**What is expected**
Write out the material exactly, leaving every picture behind.

**Given records**
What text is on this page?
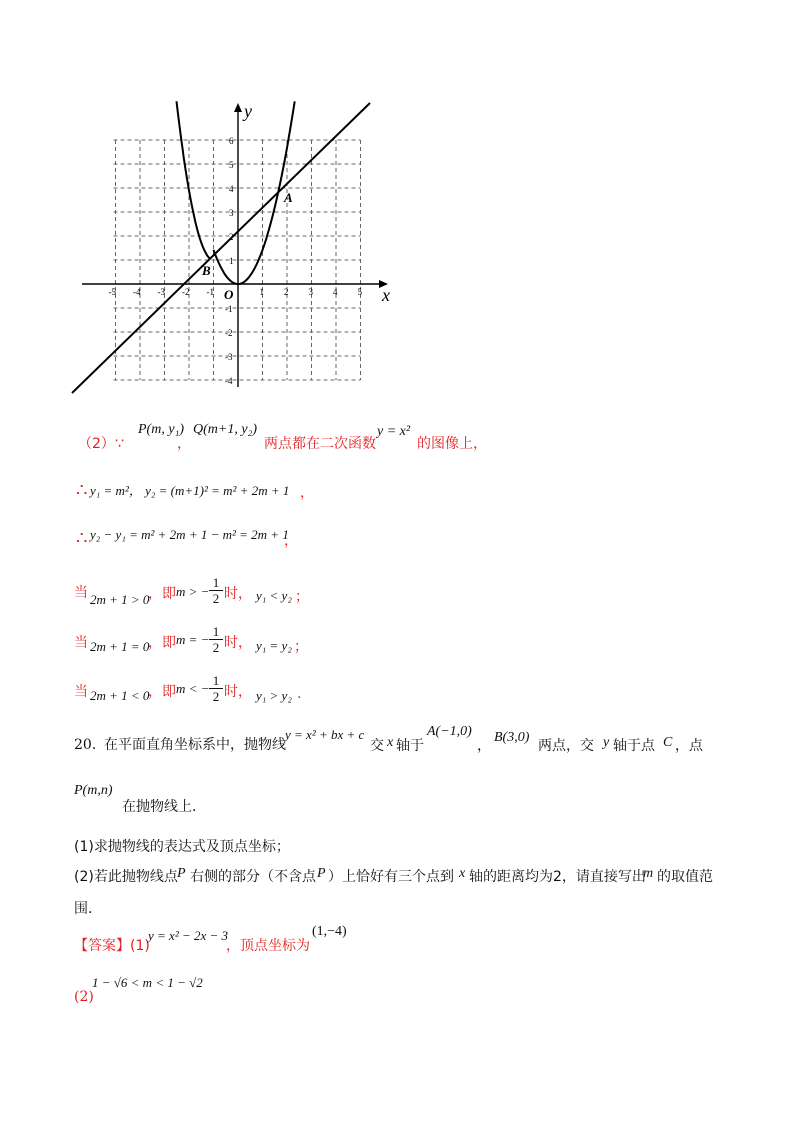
-5 -4 -3 -2 -1	1 2 3 4 5
6
5
4
3
2
1
-1
-2
-3
-4
y
x
O
A
B
（2）∵
P(m, y₁)
，
Q(m+1, y₂)
两点都在二次函数
y = x²
的图像上，
∴ y₁ = m²， y₂ = (m+1)² = m² + 2m + 1 ，
∴ y₂ − y₁ = m² + 2m + 1 − m² = 2m + 1
，
当 2m + 1 > 0
，即 m > − $\frac{1}{2}$ 时， y₁ < y₂ ；
当 2m + 1 = 0
，即 m = − $\frac{1}{2}$ 时， y₁ = y₂ ；
当 2m + 1 < 0
，即 m < − $\frac{1}{2}$ 时， y₁ > y₂ .
20．
在平面直角坐标系中，抛物线
y = x² + bx + c
交 x 轴于
A(−1,0)
，
B(3,0)
两点，交 y 轴于点 C ，点
P(m,n)
在抛物线上．
(1)求抛物线的表达式及顶点坐标；
(2)若此抛物线点 P 右侧的部分（不含点 P ）上恰好有三个点到 x 轴的距离均为2，请直接写出
m 的取值范
围．
【答案】(1)
y = x² − 2x − 3
，顶点坐标为
(1,−4)
(2)
1 − √6 < m < 1 − √2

**Answer**
What text is on this page?
-5 -4 -3 -2 -1	1 2 3 4 5
6
5
4
3
2
1
-1
-2
-3
-4
y
x
O
A
B
（2）∵
P(m, y₁)
，
Q(m+1, y₂)
两点都在二次函数
y = x²
的图像上，
∴ y₁ = m²， y₂ = (m+1)² = m² + 2m + 1 ，
∴ y₂ − y₁ = m² + 2m + 1 − m² = 2m + 1
，
当 2m + 1 > 0
，即 m > − $\frac{1}{2}$ 时， y₁ < y₂ ；
当 2m + 1 = 0
，即 m = − $\frac{1}{2}$ 时， y₁ = y₂ ；
当 2m + 1 < 0
，即 m < − $\frac{1}{2}$ 时， y₁ > y₂ .
20．
在平面直角坐标系中，抛物线
y = x² + bx + c
交 x 轴于
A(−1,0)
，
B(3,0)
两点，交 y 轴于点 C ，点
P(m,n)
在抛物线上．
(1)求抛物线的表达式及顶点坐标；
(2)若此抛物线点 P 右侧的部分（不含点 P ）上恰好有三个点到 x 轴的距离均为2，请直接写出
m 的取值范
围．
【答案】(1)
y = x² − 2x − 3
，顶点坐标为
(1,−4)
(2)
1 − √6 < m < 1 − √2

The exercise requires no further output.